Data items:

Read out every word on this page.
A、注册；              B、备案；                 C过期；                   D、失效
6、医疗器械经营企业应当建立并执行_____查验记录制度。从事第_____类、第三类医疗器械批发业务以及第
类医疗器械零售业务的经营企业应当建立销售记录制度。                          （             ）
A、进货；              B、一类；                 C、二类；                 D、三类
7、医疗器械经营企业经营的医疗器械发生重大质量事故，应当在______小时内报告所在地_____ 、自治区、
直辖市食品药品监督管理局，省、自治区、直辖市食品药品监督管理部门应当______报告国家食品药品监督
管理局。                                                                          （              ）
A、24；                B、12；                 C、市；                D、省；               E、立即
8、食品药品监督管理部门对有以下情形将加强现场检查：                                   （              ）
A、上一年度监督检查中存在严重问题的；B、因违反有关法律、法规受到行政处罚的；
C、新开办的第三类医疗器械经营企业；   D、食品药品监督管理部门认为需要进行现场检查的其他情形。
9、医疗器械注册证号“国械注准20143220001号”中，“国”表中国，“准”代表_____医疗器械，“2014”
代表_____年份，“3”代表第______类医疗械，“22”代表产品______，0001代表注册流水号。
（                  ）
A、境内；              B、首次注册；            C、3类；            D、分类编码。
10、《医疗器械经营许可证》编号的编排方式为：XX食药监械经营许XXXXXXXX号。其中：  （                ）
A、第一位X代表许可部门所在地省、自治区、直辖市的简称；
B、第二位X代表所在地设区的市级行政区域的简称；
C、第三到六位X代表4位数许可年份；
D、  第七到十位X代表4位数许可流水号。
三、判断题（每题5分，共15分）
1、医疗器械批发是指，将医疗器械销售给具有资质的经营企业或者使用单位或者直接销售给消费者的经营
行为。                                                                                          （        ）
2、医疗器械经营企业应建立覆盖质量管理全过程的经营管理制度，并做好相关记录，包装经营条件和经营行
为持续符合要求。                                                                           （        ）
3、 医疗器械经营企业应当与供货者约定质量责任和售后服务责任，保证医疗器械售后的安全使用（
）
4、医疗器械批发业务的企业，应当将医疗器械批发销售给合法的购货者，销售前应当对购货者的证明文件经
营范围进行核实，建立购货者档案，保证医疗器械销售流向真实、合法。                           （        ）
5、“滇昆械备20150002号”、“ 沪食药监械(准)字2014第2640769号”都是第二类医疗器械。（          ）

To be done — Please output the complete data exactly.

Written response —
Read out every word on this page.
A、注册；              B、备案；                 C过期；                   D、失效
6、医疗器械经营企业应当建立并执行_____查验记录制度。从事第_____类、第三类医疗器械批发业务以及第
类医疗器械零售业务的经营企业应当建立销售记录制度。                          （             ）
A、进货；              B、一类；                 C、二类；                 D、三类
7、医疗器械经营企业经营的医疗器械发生重大质量事故，应当在______小时内报告所在地_____ 、自治区、
直辖市食品药品监督管理局，省、自治区、直辖市食品药品监督管理部门应当______报告国家食品药品监督
管理局。                                                                          （              ）
A、24；                B、12；                 C、市；                D、省；               E、立即
8、食品药品监督管理部门对有以下情形将加强现场检查：                                   （              ）
A、上一年度监督检查中存在严重问题的；B、因违反有关法律、法规受到行政处罚的；
C、新开办的第三类医疗器械经营企业；   D、食品药品监督管理部门认为需要进行现场检查的其他情形。
9、医疗器械注册证号“国械注准20143220001号”中，“国”表中国，“准”代表_____医疗器械，“2014”
代表_____年份，“3”代表第______类医疗械，“22”代表产品______，0001代表注册流水号。
（                  ）
A、境内；              B、首次注册；            C、3类；            D、分类编码。
10、《医疗器械经营许可证》编号的编排方式为：XX食药监械经营许XXXXXXXX号。其中：  （                ）
A、第一位X代表许可部门所在地省、自治区、直辖市的简称；
B、第二位X代表所在地设区的市级行政区域的简称；
C、第三到六位X代表4位数许可年份；
D、  第七到十位X代表4位数许可流水号。
三、判断题（每题5分，共15分）
1、医疗器械批发是指，将医疗器械销售给具有资质的经营企业或者使用单位或者直接销售给消费者的经营
行为。                                                                                          （        ）
2、医疗器械经营企业应建立覆盖质量管理全过程的经营管理制度，并做好相关记录，包装经营条件和经营行
为持续符合要求。                                                                           （        ）
3、 医疗器械经营企业应当与供货者约定质量责任和售后服务责任，保证医疗器械售后的安全使用（
）
4、医疗器械批发业务的企业，应当将医疗器械批发销售给合法的购货者，销售前应当对购货者的证明文件经
营范围进行核实，建立购货者档案，保证医疗器械销售流向真实、合法。                           （        ）
5、“滇昆械备20150002号”、“ 沪食药监械(准)字2014第2640769号”都是第二类医疗器械。（          ）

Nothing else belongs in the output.